(WORK TO COMPLETE):
Search the entries below for the word "bracket" and copy each line that has it.

INPUT MATERIAL Start Marker

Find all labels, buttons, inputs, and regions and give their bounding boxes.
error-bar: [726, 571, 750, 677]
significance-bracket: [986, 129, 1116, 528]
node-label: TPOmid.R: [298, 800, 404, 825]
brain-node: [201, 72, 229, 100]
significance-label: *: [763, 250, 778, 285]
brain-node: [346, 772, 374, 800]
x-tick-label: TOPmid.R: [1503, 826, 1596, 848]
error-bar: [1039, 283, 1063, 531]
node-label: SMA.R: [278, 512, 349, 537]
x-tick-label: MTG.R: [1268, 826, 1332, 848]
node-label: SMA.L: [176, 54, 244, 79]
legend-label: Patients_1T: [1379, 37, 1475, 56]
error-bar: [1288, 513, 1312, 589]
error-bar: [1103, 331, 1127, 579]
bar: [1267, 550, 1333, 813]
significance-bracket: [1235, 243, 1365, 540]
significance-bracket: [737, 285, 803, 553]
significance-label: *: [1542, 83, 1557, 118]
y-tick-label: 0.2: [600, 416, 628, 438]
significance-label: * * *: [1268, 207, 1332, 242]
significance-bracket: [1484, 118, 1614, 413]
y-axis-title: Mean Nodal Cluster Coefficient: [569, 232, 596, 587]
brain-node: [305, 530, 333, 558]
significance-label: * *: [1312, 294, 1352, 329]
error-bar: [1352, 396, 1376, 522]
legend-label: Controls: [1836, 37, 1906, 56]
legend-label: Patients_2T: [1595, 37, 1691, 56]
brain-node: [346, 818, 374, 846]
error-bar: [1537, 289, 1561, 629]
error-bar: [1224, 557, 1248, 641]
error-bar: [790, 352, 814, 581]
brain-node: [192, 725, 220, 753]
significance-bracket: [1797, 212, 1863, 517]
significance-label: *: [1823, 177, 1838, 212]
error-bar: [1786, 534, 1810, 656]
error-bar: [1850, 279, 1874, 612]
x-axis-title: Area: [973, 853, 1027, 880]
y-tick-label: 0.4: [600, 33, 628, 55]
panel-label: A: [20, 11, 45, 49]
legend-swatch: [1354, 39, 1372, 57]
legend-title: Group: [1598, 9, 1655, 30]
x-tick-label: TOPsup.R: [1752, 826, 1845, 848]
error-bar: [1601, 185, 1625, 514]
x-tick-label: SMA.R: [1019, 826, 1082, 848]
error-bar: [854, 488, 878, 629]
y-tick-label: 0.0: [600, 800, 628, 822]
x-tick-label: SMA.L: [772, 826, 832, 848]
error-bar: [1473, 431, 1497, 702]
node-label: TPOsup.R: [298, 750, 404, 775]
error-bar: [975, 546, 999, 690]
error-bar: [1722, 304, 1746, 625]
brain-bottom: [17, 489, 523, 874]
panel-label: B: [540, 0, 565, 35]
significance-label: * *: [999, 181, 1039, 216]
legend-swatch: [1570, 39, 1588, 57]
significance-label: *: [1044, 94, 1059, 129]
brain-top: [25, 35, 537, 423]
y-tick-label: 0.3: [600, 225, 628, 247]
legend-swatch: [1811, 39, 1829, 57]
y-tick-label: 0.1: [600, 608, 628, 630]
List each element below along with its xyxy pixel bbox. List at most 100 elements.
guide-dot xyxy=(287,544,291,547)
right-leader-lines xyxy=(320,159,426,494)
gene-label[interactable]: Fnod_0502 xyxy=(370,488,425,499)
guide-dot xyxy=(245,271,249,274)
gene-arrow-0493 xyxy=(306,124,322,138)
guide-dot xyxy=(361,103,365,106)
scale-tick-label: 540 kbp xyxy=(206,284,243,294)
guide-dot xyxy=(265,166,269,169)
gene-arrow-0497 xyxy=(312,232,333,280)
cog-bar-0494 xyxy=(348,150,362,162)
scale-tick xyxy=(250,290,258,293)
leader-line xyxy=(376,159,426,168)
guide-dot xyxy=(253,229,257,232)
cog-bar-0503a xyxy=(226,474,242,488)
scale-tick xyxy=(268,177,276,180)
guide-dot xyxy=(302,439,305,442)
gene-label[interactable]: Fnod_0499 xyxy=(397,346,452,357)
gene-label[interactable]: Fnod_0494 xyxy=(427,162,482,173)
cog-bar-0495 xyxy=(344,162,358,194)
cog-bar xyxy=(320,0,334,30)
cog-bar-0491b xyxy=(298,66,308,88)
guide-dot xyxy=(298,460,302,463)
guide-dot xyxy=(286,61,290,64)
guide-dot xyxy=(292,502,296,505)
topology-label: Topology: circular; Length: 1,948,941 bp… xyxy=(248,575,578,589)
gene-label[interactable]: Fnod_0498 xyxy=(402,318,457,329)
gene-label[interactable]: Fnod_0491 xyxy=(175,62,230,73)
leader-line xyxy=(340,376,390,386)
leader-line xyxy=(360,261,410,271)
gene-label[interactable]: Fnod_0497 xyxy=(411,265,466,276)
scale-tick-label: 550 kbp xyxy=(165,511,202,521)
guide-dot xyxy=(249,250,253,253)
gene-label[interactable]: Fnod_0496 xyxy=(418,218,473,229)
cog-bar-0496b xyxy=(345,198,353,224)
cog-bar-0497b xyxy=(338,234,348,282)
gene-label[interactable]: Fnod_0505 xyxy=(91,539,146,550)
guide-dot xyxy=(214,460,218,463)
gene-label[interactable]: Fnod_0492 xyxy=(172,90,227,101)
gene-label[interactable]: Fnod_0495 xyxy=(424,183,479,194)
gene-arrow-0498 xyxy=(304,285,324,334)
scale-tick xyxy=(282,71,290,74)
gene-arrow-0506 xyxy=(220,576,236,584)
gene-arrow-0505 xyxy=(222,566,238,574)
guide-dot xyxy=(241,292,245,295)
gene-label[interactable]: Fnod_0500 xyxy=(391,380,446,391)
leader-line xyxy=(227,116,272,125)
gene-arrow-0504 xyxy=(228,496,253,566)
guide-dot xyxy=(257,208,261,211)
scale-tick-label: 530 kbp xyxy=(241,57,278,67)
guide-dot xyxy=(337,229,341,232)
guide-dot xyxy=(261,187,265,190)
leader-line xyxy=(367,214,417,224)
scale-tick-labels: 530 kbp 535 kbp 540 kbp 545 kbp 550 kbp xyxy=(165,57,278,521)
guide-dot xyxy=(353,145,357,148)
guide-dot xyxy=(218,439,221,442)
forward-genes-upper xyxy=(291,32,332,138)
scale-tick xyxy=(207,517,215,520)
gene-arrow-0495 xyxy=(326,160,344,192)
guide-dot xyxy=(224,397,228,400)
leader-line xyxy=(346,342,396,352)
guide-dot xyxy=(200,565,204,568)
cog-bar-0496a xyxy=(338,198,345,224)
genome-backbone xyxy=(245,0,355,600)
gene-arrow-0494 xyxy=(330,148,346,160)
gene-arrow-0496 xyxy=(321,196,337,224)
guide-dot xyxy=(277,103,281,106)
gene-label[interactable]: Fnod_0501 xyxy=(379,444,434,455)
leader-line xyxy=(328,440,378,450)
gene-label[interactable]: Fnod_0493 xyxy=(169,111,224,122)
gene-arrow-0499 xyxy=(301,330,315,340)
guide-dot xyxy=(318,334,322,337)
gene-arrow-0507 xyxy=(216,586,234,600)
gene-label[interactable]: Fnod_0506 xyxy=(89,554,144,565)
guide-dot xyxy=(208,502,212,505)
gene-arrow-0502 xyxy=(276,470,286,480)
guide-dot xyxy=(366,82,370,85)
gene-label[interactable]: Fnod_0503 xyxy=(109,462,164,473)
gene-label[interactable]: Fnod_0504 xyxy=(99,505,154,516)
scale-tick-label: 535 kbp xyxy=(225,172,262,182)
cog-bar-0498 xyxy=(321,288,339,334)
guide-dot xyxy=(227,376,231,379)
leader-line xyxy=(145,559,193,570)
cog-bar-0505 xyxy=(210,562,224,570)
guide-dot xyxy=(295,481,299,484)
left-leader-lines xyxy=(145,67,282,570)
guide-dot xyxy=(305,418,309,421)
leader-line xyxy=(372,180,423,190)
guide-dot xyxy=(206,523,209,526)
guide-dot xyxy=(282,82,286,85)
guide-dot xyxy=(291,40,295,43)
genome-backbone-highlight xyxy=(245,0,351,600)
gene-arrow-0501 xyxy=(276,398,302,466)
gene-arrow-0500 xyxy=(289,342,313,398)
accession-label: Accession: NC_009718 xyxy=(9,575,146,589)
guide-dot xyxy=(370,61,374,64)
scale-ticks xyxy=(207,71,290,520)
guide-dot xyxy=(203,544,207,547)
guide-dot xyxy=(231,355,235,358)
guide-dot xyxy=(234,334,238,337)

INPUT MATERIAL End Marker

(EXERCISE RESPONSE):
significance-bracket: [986, 129, 1116, 528]
significance-bracket: [1235, 243, 1365, 540]
significance-bracket: [737, 285, 803, 553]
significance-bracket: [1484, 118, 1614, 413]
significance-bracket: [1797, 212, 1863, 517]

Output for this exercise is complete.